START PROVIDED INFORMATION
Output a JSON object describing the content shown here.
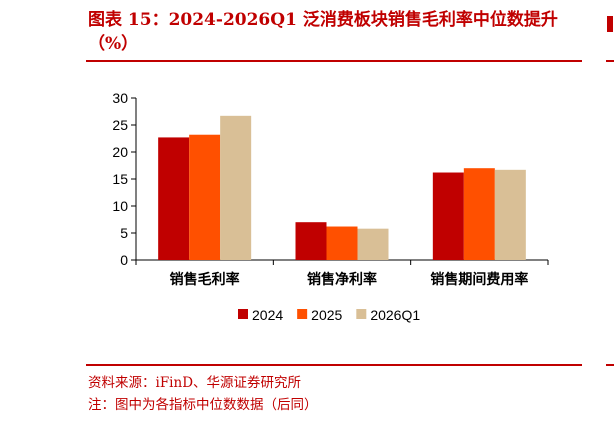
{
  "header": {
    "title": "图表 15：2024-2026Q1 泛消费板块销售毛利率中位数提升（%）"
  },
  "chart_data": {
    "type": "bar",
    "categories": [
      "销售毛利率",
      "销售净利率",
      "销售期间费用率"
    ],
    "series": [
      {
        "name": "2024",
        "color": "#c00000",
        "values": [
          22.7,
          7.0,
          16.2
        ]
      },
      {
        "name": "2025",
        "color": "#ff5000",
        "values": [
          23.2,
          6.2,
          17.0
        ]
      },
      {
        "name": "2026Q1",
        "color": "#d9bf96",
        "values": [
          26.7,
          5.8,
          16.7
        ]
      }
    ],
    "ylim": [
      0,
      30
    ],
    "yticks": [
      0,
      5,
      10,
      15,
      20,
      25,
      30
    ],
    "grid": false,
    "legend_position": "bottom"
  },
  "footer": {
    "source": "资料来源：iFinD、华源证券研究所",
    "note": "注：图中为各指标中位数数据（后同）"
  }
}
END PROVIDED INFORMATION
Wherever the string "color" appears in the entries above, list that line.

## TASK RESULT
        "color": "#c00000",
        "color": "#ff5000",
        "color": "#d9bf96",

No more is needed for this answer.